--- begin ---

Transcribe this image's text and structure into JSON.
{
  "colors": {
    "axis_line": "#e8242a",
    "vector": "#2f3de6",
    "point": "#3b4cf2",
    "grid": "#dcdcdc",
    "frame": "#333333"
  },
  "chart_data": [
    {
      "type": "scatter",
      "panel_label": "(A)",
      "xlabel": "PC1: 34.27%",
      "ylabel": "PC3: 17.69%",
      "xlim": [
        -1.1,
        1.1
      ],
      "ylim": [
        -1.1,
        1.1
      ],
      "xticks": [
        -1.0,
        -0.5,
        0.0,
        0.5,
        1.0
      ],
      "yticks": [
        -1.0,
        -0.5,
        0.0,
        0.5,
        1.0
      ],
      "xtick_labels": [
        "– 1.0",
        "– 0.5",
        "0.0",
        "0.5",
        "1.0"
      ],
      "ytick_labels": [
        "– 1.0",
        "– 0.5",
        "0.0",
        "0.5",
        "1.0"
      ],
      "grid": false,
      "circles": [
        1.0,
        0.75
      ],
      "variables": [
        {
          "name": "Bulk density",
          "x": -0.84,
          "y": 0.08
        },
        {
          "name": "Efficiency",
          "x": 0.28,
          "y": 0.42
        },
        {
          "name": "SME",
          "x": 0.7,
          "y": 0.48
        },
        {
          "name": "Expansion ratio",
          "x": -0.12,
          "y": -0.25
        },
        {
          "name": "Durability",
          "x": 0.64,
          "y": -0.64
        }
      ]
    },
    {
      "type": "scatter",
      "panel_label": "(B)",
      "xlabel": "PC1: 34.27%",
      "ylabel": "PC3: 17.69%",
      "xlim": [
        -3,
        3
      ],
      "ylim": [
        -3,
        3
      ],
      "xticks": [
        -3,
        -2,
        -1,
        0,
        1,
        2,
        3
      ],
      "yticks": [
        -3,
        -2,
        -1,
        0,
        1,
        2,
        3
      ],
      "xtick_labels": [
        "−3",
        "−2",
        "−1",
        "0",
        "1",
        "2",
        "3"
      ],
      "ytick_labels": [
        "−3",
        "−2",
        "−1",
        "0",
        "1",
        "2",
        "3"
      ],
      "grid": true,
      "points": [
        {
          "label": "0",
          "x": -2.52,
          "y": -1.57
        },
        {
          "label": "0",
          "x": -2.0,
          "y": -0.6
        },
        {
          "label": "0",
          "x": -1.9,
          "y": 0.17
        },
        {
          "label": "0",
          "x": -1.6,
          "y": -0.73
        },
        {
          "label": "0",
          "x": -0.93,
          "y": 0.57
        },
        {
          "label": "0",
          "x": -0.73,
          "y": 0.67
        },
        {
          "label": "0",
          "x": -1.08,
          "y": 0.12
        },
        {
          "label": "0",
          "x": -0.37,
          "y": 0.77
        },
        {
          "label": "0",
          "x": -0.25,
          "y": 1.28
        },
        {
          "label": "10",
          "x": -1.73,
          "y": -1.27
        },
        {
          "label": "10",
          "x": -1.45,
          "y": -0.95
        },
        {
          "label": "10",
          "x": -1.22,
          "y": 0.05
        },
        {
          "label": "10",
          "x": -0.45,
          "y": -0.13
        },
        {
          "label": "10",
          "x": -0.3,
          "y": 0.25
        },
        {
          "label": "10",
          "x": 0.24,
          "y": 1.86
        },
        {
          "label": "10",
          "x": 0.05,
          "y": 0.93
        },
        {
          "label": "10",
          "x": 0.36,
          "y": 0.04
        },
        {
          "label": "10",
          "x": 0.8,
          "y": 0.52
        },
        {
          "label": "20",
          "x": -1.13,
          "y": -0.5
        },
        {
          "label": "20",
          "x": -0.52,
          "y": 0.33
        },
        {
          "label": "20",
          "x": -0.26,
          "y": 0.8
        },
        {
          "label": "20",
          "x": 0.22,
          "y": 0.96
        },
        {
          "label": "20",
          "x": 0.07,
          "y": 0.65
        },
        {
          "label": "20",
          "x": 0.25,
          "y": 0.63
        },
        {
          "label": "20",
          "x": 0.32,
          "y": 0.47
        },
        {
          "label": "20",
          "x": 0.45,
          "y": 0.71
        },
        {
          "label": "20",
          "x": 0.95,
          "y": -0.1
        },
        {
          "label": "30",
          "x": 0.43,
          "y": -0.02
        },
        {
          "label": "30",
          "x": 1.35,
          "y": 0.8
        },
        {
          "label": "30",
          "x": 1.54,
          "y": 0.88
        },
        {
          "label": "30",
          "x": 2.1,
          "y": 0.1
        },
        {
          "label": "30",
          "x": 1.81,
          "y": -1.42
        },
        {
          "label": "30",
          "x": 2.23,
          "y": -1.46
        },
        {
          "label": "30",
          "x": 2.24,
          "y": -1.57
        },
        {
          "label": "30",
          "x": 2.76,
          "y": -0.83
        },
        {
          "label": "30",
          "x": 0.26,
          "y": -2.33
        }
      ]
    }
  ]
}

--- end ---

## Task instructions
Everything in the listing above should be restated exactly.

## Written answer
Transcribe this image's text and structure into JSON.
{
  "colors": {
    "axis_line": "#e8242a",
    "vector": "#2f3de6",
    "point": "#3b4cf2",
    "grid": "#dcdcdc",
    "frame": "#333333"
  },
  "chart_data": [
    {
      "type": "scatter",
      "panel_label": "(A)",
      "xlabel": "PC1: 34.27%",
      "ylabel": "PC3: 17.69%",
      "xlim": [
        -1.1,
        1.1
      ],
      "ylim": [
        -1.1,
        1.1
      ],
      "xticks": [
        -1.0,
        -0.5,
        0.0,
        0.5,
        1.0
      ],
      "yticks": [
        -1.0,
        -0.5,
        0.0,
        0.5,
        1.0
      ],
      "xtick_labels": [
        "– 1.0",
        "– 0.5",
        "0.0",
        "0.5",
        "1.0"
      ],
      "ytick_labels": [
        "– 1.0",
        "– 0.5",
        "0.0",
        "0.5",
        "1.0"
      ],
      "grid": false,
      "circles": [
        1.0,
        0.75
      ],
      "variables": [
        {
          "name": "Bulk density",
          "x": -0.84,
          "y": 0.08
        },
        {
          "name": "Efficiency",
          "x": 0.28,
          "y": 0.42
        },
        {
          "name": "SME",
          "x": 0.7,
          "y": 0.48
        },
        {
          "name": "Expansion ratio",
          "x": -0.12,
          "y": -0.25
        },
        {
          "name": "Durability",
          "x": 0.64,
          "y": -0.64
        }
      ]
    },
    {
      "type": "scatter",
      "panel_label": "(B)",
      "xlabel": "PC1: 34.27%",
      "ylabel": "PC3: 17.69%",
      "xlim": [
        -3,
        3
      ],
      "ylim": [
        -3,
        3
      ],
      "xticks": [
        -3,
        -2,
        -1,
        0,
        1,
        2,
        3
      ],
      "yticks": [
        -3,
        -2,
        -1,
        0,
        1,
        2,
        3
      ],
      "xtick_labels": [
        "−3",
        "−2",
        "−1",
        "0",
        "1",
        "2",
        "3"
      ],
      "ytick_labels": [
        "−3",
        "−2",
        "−1",
        "0",
        "1",
        "2",
        "3"
      ],
      "grid": true,
      "points": [
        {
          "label": "0",
          "x": -2.52,
          "y": -1.57
        },
        {
          "label": "0",
          "x": -2.0,
          "y": -0.6
        },
        {
          "label": "0",
          "x": -1.9,
          "y": 0.17
        },
        {
          "label": "0",
          "x": -1.6,
          "y": -0.73
        },
        {
          "label": "0",
          "x": -0.93,
          "y": 0.57
        },
        {
          "label": "0",
          "x": -0.73,
          "y": 0.67
        },
        {
          "label": "0",
          "x": -1.08,
          "y": 0.12
        },
        {
          "label": "0",
          "x": -0.37,
          "y": 0.77
        },
        {
          "label": "0",
          "x": -0.25,
          "y": 1.28
        },
        {
          "label": "10",
          "x": -1.73,
          "y": -1.27
        },
        {
          "label": "10",
          "x": -1.45,
          "y": -0.95
        },
        {
          "label": "10",
          "x": -1.22,
          "y": 0.05
        },
        {
          "label": "10",
          "x": -0.45,
          "y": -0.13
        },
        {
          "label": "10",
          "x": -0.3,
          "y": 0.25
        },
        {
          "label": "10",
          "x": 0.24,
          "y": 1.86
        },
        {
          "label": "10",
          "x": 0.05,
          "y": 0.93
        },
        {
          "label": "10",
          "x": 0.36,
          "y": 0.04
        },
        {
          "label": "10",
          "x": 0.8,
          "y": 0.52
        },
        {
          "label": "20",
          "x": -1.13,
          "y": -0.5
        },
        {
          "label": "20",
          "x": -0.52,
          "y": 0.33
        },
        {
          "label": "20",
          "x": -0.26,
          "y": 0.8
        },
        {
          "label": "20",
          "x": 0.22,
          "y": 0.96
        },
        {
          "label": "20",
          "x": 0.07,
          "y": 0.65
        },
        {
          "label": "20",
          "x": 0.25,
          "y": 0.63
        },
        {
          "label": "20",
          "x": 0.32,
          "y": 0.47
        },
        {
          "label": "20",
          "x": 0.45,
          "y": 0.71
        },
        {
          "label": "20",
          "x": 0.95,
          "y": -0.1
        },
        {
          "label": "30",
          "x": 0.43,
          "y": -0.02
        },
        {
          "label": "30",
          "x": 1.35,
          "y": 0.8
        },
        {
          "label": "30",
          "x": 1.54,
          "y": 0.88
        },
        {
          "label": "30",
          "x": 2.1,
          "y": 0.1
        },
        {
          "label": "30",
          "x": 1.81,
          "y": -1.42
        },
        {
          "label": "30",
          "x": 2.23,
          "y": -1.46
        },
        {
          "label": "30",
          "x": 2.24,
          "y": -1.57
        },
        {
          "label": "30",
          "x": 2.76,
          "y": -0.83
        },
        {
          "label": "30",
          "x": 0.26,
          "y": -2.33
        }
      ]
    }
  ]
}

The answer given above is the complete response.